[start of Information given]
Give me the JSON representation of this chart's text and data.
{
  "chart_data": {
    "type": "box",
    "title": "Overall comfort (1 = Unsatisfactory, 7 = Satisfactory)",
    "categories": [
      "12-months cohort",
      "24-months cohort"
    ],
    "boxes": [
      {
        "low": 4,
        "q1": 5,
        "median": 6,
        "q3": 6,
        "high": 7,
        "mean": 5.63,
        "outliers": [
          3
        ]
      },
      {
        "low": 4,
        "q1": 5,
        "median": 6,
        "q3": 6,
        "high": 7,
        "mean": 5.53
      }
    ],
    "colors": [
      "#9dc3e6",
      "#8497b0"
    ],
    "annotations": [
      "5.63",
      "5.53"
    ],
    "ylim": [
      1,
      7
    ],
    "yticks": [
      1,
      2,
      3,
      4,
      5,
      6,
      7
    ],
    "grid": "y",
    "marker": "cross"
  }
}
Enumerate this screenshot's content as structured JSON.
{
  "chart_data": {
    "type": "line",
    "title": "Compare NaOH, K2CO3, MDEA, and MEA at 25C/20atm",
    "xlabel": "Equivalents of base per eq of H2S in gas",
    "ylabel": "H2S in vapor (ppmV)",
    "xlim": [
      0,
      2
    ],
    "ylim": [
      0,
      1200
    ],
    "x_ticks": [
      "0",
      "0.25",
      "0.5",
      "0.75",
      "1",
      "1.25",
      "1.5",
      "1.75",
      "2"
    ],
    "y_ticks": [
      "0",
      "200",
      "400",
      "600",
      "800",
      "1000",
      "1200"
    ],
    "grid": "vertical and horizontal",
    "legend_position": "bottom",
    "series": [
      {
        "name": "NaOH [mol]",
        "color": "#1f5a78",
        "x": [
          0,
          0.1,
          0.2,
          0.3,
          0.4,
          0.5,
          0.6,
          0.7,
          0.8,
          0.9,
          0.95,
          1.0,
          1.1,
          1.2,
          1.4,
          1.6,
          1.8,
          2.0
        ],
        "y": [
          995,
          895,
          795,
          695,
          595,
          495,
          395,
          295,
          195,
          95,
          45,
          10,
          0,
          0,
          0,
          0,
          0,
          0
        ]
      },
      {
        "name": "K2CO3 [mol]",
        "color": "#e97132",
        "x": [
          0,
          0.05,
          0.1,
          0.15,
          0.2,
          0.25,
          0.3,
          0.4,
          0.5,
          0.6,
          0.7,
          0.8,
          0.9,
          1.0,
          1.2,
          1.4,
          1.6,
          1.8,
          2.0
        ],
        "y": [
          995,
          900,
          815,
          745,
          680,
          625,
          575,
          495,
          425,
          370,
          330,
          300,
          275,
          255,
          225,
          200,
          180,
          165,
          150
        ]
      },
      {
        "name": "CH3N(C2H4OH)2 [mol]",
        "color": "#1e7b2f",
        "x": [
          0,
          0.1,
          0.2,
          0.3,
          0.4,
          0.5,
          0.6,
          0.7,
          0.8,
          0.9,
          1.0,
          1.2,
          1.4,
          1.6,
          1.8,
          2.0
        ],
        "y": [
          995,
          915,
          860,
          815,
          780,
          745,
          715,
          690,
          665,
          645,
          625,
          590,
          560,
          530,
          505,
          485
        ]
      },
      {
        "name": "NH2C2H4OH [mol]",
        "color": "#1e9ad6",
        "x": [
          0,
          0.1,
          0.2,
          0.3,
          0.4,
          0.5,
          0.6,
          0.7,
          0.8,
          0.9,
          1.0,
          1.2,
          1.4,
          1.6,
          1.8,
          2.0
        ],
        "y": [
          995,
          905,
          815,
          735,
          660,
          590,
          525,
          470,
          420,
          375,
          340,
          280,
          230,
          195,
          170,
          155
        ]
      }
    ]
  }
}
[end of Information given]
Aim of the task -> Provide the number of lines in the entries that include "grid", and no other text.

Complete answer -> 2